[Begin MATERIAL FOR THIS EXERCISE]
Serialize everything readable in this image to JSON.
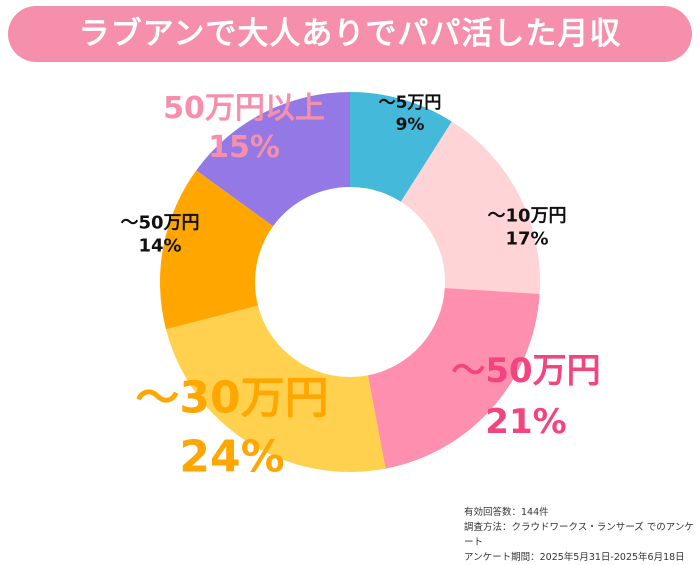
{
  "title": "ラブアンで大人ありでパパ活した月収",
  "chart_data": {
    "type": "pie",
    "title": "ラブアンで大人ありでパパ活した月収",
    "categories": [
      "〜5万円",
      "〜10万円",
      "〜50万円",
      "〜30万円",
      "〜50万円",
      "50万円以上"
    ],
    "values": [
      9,
      17,
      21,
      24,
      14,
      15
    ],
    "labels": [
      "9%",
      "17%",
      "21%",
      "24%",
      "14%",
      "15%"
    ],
    "colors": [
      "#45b9d9",
      "#ffd4d7",
      "#ff8fae",
      "#ffd14f",
      "#ffa600",
      "#9479e6"
    ],
    "donut": true
  },
  "footer": [
    "有効回答数：144件",
    "調査方法：クラウドワークス・ランサーズ でのアンケート",
    "アンケート期間：2025年5月31日-2025年6月18日"
  ]
}
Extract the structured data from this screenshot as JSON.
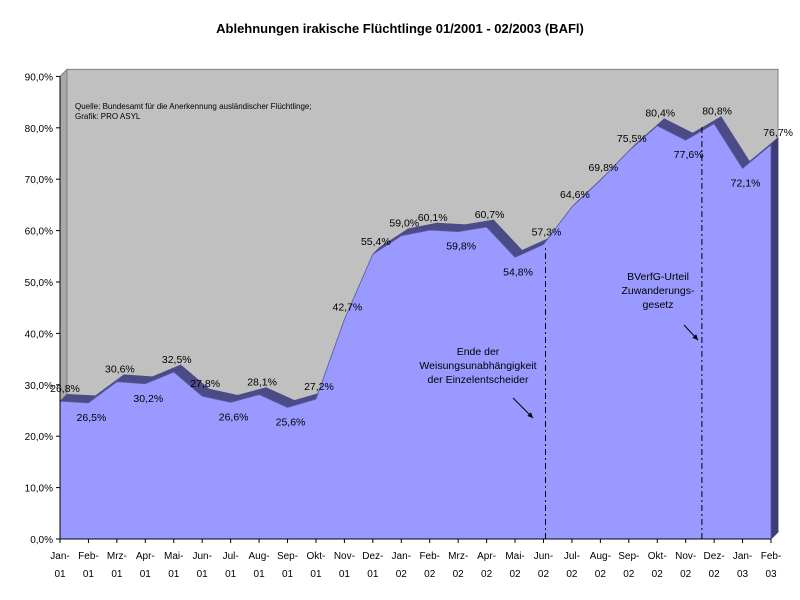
{
  "chart_data": {
    "type": "area",
    "title": "Ablehnungen irakische Flüchtlinge 01/2001 - 02/2003 (BAFl)",
    "xlabel": "",
    "ylabel": "",
    "ylim": [
      0,
      90
    ],
    "y_ticks": [
      "0,0%",
      "10,0%",
      "20,0%",
      "30,0%",
      "40,0%",
      "50,0%",
      "60,0%",
      "70,0%",
      "80,0%",
      "90,0%"
    ],
    "categories": [
      [
        "Jan-",
        "01"
      ],
      [
        "Feb-",
        "01"
      ],
      [
        "Mrz-",
        "01"
      ],
      [
        "Apr-",
        "01"
      ],
      [
        "Mai-",
        "01"
      ],
      [
        "Jun-",
        "01"
      ],
      [
        "Jul-",
        "01"
      ],
      [
        "Aug-",
        "01"
      ],
      [
        "Sep-",
        "01"
      ],
      [
        "Okt-",
        "01"
      ],
      [
        "Nov-",
        "01"
      ],
      [
        "Dez-",
        "01"
      ],
      [
        "Jan-",
        "02"
      ],
      [
        "Feb-",
        "02"
      ],
      [
        "Mrz-",
        "02"
      ],
      [
        "Apr-",
        "02"
      ],
      [
        "Mai-",
        "02"
      ],
      [
        "Jun-",
        "02"
      ],
      [
        "Jul-",
        "02"
      ],
      [
        "Aug-",
        "02"
      ],
      [
        "Sep-",
        "02"
      ],
      [
        "Okt-",
        "02"
      ],
      [
        "Nov-",
        "02"
      ],
      [
        "Dez-",
        "02"
      ],
      [
        "Jan-",
        "03"
      ],
      [
        "Feb-",
        "03"
      ]
    ],
    "values": [
      26.8,
      26.5,
      30.6,
      30.2,
      32.5,
      27.8,
      26.6,
      28.1,
      25.6,
      27.2,
      42.7,
      55.4,
      59.0,
      60.1,
      59.8,
      60.7,
      54.8,
      57.3,
      64.6,
      69.8,
      75.5,
      80.4,
      77.6,
      80.8,
      72.1,
      76.7
    ],
    "value_labels": [
      "26,8%",
      "26,5%",
      "30,6%",
      "30,2%",
      "32,5%",
      "27,8%",
      "26,6%",
      "28,1%",
      "25,6%",
      "27,2%",
      "42,7%",
      "55,4%",
      "59,0%",
      "60,1%",
      "59,8%",
      "60,7%",
      "54,8%",
      "57,3%",
      "64,6%",
      "69,8%",
      "75,5%",
      "80,4%",
      "77,6%",
      "80,8%",
      "72,1%",
      "76,7%"
    ],
    "grid": false,
    "legend": "none",
    "colors": {
      "area_fill": "#9999ff",
      "area_edge": "#4b4b88",
      "plot_background": "#c0c0c0",
      "axis": "#000000"
    },
    "source_lines": [
      "Quelle: Bundesamt für die Anerkennung ausländischer Flüchtlinge;",
      "Grafik: PRO ASYL"
    ],
    "annotations": [
      {
        "at_category": 17,
        "lines": [
          "Ende der",
          "Weisungsunabhängigkeit",
          "der Einzelentscheider"
        ]
      },
      {
        "at_category": 22.5,
        "lines": [
          "BVerfG-Urteil",
          "Zuwanderungs-",
          "gesetz"
        ]
      }
    ]
  }
}
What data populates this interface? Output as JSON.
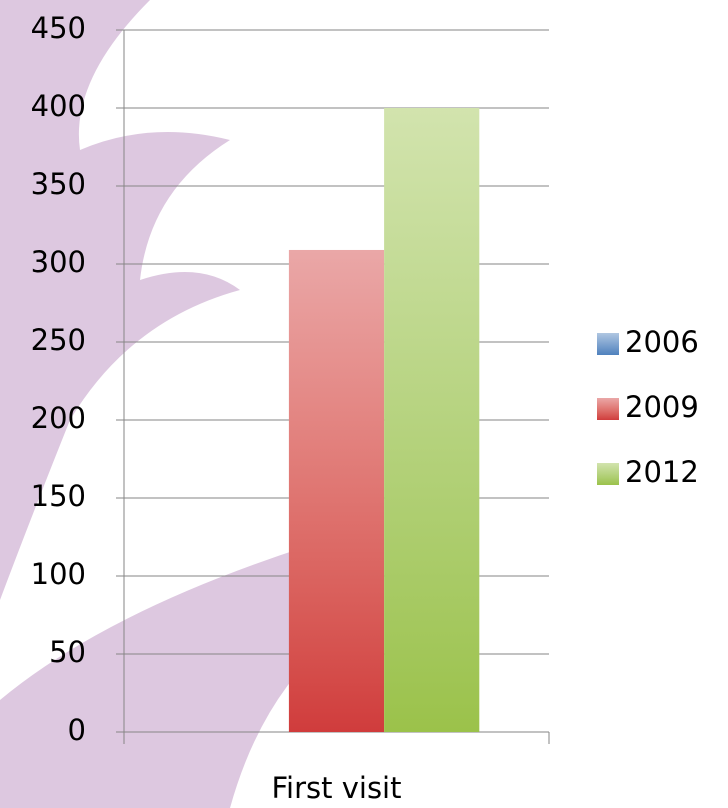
{
  "chart_data": {
    "type": "bar",
    "categories": [
      "First visit"
    ],
    "series": [
      {
        "name": "2006",
        "color": "#4f81bd",
        "values": [
          0
        ]
      },
      {
        "name": "2009",
        "color": "#d03c3c",
        "values": [
          309
        ]
      },
      {
        "name": "2012",
        "color": "#9bc24a",
        "values": [
          400
        ]
      }
    ],
    "ylim": [
      0,
      450
    ],
    "yticks": [
      0,
      50,
      100,
      150,
      200,
      250,
      300,
      350,
      400,
      450
    ],
    "grid": true
  }
}
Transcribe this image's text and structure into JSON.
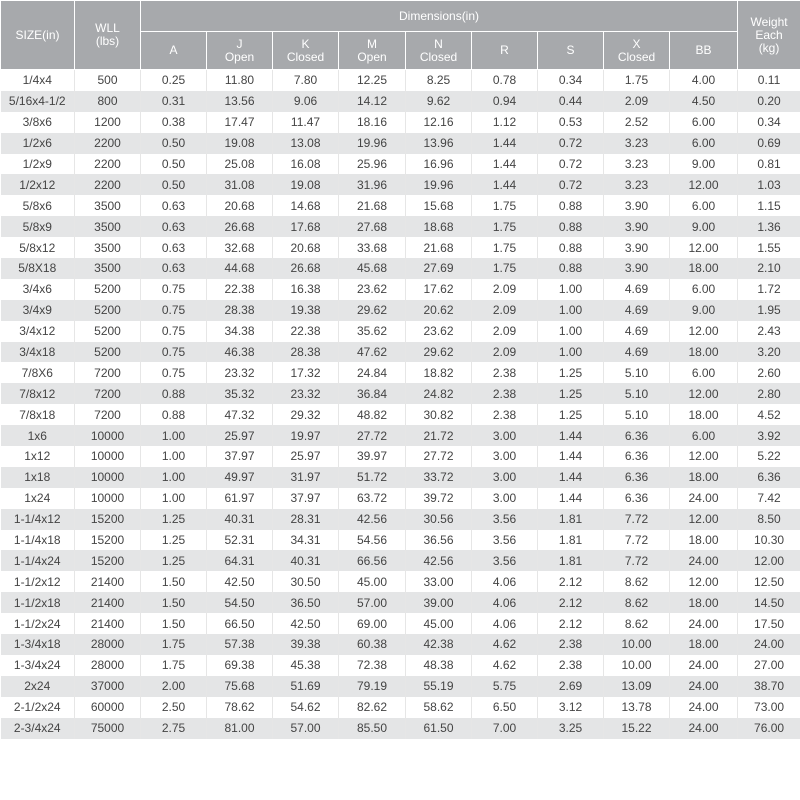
{
  "table": {
    "headers": {
      "size": "SIZE(in)",
      "wll": "WLL\n(lbs)",
      "dimensions": "Dimensions(in)",
      "weight": "Weight\nEach\n(kg)",
      "sub": [
        "A",
        "J\nOpen",
        "K\nClosed",
        "M\nOpen",
        "N\nClosed",
        "R",
        "S",
        "X\nClosed",
        "BB"
      ]
    },
    "rows": [
      [
        "1/4x4",
        "500",
        "0.25",
        "11.80",
        "7.80",
        "12.25",
        "8.25",
        "0.78",
        "0.34",
        "1.75",
        "4.00",
        "0.11"
      ],
      [
        "5/16x4-1/2",
        "800",
        "0.31",
        "13.56",
        "9.06",
        "14.12",
        "9.62",
        "0.94",
        "0.44",
        "2.09",
        "4.50",
        "0.20"
      ],
      [
        "3/8x6",
        "1200",
        "0.38",
        "17.47",
        "11.47",
        "18.16",
        "12.16",
        "1.12",
        "0.53",
        "2.52",
        "6.00",
        "0.34"
      ],
      [
        "1/2x6",
        "2200",
        "0.50",
        "19.08",
        "13.08",
        "19.96",
        "13.96",
        "1.44",
        "0.72",
        "3.23",
        "6.00",
        "0.69"
      ],
      [
        "1/2x9",
        "2200",
        "0.50",
        "25.08",
        "16.08",
        "25.96",
        "16.96",
        "1.44",
        "0.72",
        "3.23",
        "9.00",
        "0.81"
      ],
      [
        "1/2x12",
        "2200",
        "0.50",
        "31.08",
        "19.08",
        "31.96",
        "19.96",
        "1.44",
        "0.72",
        "3.23",
        "12.00",
        "1.03"
      ],
      [
        "5/8x6",
        "3500",
        "0.63",
        "20.68",
        "14.68",
        "21.68",
        "15.68",
        "1.75",
        "0.88",
        "3.90",
        "6.00",
        "1.15"
      ],
      [
        "5/8x9",
        "3500",
        "0.63",
        "26.68",
        "17.68",
        "27.68",
        "18.68",
        "1.75",
        "0.88",
        "3.90",
        "9.00",
        "1.36"
      ],
      [
        "5/8x12",
        "3500",
        "0.63",
        "32.68",
        "20.68",
        "33.68",
        "21.68",
        "1.75",
        "0.88",
        "3.90",
        "12.00",
        "1.55"
      ],
      [
        "5/8X18",
        "3500",
        "0.63",
        "44.68",
        "26.68",
        "45.68",
        "27.69",
        "1.75",
        "0.88",
        "3.90",
        "18.00",
        "2.10"
      ],
      [
        "3/4x6",
        "5200",
        "0.75",
        "22.38",
        "16.38",
        "23.62",
        "17.62",
        "2.09",
        "1.00",
        "4.69",
        "6.00",
        "1.72"
      ],
      [
        "3/4x9",
        "5200",
        "0.75",
        "28.38",
        "19.38",
        "29.62",
        "20.62",
        "2.09",
        "1.00",
        "4.69",
        "9.00",
        "1.95"
      ],
      [
        "3/4x12",
        "5200",
        "0.75",
        "34.38",
        "22.38",
        "35.62",
        "23.62",
        "2.09",
        "1.00",
        "4.69",
        "12.00",
        "2.43"
      ],
      [
        "3/4x18",
        "5200",
        "0.75",
        "46.38",
        "28.38",
        "47.62",
        "29.62",
        "2.09",
        "1.00",
        "4.69",
        "18.00",
        "3.20"
      ],
      [
        "7/8X6",
        "7200",
        "0.75",
        "23.32",
        "17.32",
        "24.84",
        "18.82",
        "2.38",
        "1.25",
        "5.10",
        "6.00",
        "2.60"
      ],
      [
        "7/8x12",
        "7200",
        "0.88",
        "35.32",
        "23.32",
        "36.84",
        "24.82",
        "2.38",
        "1.25",
        "5.10",
        "12.00",
        "2.80"
      ],
      [
        "7/8x18",
        "7200",
        "0.88",
        "47.32",
        "29.32",
        "48.82",
        "30.82",
        "2.38",
        "1.25",
        "5.10",
        "18.00",
        "4.52"
      ],
      [
        "1x6",
        "10000",
        "1.00",
        "25.97",
        "19.97",
        "27.72",
        "21.72",
        "3.00",
        "1.44",
        "6.36",
        "6.00",
        "3.92"
      ],
      [
        "1x12",
        "10000",
        "1.00",
        "37.97",
        "25.97",
        "39.97",
        "27.72",
        "3.00",
        "1.44",
        "6.36",
        "12.00",
        "5.22"
      ],
      [
        "1x18",
        "10000",
        "1.00",
        "49.97",
        "31.97",
        "51.72",
        "33.72",
        "3.00",
        "1.44",
        "6.36",
        "18.00",
        "6.36"
      ],
      [
        "1x24",
        "10000",
        "1.00",
        "61.97",
        "37.97",
        "63.72",
        "39.72",
        "3.00",
        "1.44",
        "6.36",
        "24.00",
        "7.42"
      ],
      [
        "1-1/4x12",
        "15200",
        "1.25",
        "40.31",
        "28.31",
        "42.56",
        "30.56",
        "3.56",
        "1.81",
        "7.72",
        "12.00",
        "8.50"
      ],
      [
        "1-1/4x18",
        "15200",
        "1.25",
        "52.31",
        "34.31",
        "54.56",
        "36.56",
        "3.56",
        "1.81",
        "7.72",
        "18.00",
        "10.30"
      ],
      [
        "1-1/4x24",
        "15200",
        "1.25",
        "64.31",
        "40.31",
        "66.56",
        "42.56",
        "3.56",
        "1.81",
        "7.72",
        "24.00",
        "12.00"
      ],
      [
        "1-1/2x12",
        "21400",
        "1.50",
        "42.50",
        "30.50",
        "45.00",
        "33.00",
        "4.06",
        "2.12",
        "8.62",
        "12.00",
        "12.50"
      ],
      [
        "1-1/2x18",
        "21400",
        "1.50",
        "54.50",
        "36.50",
        "57.00",
        "39.00",
        "4.06",
        "2.12",
        "8.62",
        "18.00",
        "14.50"
      ],
      [
        "1-1/2x24",
        "21400",
        "1.50",
        "66.50",
        "42.50",
        "69.00",
        "45.00",
        "4.06",
        "2.12",
        "8.62",
        "24.00",
        "17.50"
      ],
      [
        "1-3/4x18",
        "28000",
        "1.75",
        "57.38",
        "39.38",
        "60.38",
        "42.38",
        "4.62",
        "2.38",
        "10.00",
        "18.00",
        "24.00"
      ],
      [
        "1-3/4x24",
        "28000",
        "1.75",
        "69.38",
        "45.38",
        "72.38",
        "48.38",
        "4.62",
        "2.38",
        "10.00",
        "24.00",
        "27.00"
      ],
      [
        "2x24",
        "37000",
        "2.00",
        "75.68",
        "51.69",
        "79.19",
        "55.19",
        "5.75",
        "2.69",
        "13.09",
        "24.00",
        "38.70"
      ],
      [
        "2-1/2x24",
        "60000",
        "2.50",
        "78.62",
        "54.62",
        "82.62",
        "58.62",
        "6.50",
        "3.12",
        "13.78",
        "24.00",
        "73.00"
      ],
      [
        "2-3/4x24",
        "75000",
        "2.75",
        "81.00",
        "57.00",
        "85.50",
        "61.50",
        "7.00",
        "3.25",
        "15.22",
        "24.00",
        "76.00"
      ]
    ]
  }
}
[End MATERIAL FOR THIS EXERCISE]
§ **WHAT YOU NEED TO DO**
Locate the string "JSON" in the listing above and copy every line where it occurs.

§ **EXERCISE SOLUTION**
Serialize everything readable in this image to JSON.
Extract the structured data from this screenshot as JSON.
What data populates this interface? Output as JSON.
Transcribe this image's text and structure into JSON.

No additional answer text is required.